(TO DO) Check each line of the listing, and copy it if it contains the word "enteral".

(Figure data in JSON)
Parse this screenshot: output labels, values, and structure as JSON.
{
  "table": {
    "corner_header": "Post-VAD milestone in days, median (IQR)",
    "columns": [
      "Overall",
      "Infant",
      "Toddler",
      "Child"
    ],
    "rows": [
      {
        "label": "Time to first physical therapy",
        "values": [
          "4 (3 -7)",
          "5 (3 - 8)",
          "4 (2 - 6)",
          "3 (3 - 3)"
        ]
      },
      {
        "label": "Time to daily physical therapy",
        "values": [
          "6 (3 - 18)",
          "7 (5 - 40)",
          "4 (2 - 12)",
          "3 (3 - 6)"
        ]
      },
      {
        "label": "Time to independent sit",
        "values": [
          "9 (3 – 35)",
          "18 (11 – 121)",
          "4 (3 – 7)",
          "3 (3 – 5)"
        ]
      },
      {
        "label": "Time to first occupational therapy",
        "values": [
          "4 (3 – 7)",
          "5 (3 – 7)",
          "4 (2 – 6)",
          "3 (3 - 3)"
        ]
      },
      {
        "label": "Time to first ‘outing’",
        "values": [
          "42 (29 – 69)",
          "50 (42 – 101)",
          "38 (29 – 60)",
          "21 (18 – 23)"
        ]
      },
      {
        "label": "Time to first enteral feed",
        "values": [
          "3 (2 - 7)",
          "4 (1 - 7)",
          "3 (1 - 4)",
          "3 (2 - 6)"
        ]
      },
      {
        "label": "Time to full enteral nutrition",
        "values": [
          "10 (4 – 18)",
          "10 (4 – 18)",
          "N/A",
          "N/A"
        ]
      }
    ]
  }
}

(OUTPUT FOR THIS TASK)
        "label": "Time to first enteral feed",
        "label": "Time to full enteral nutrition",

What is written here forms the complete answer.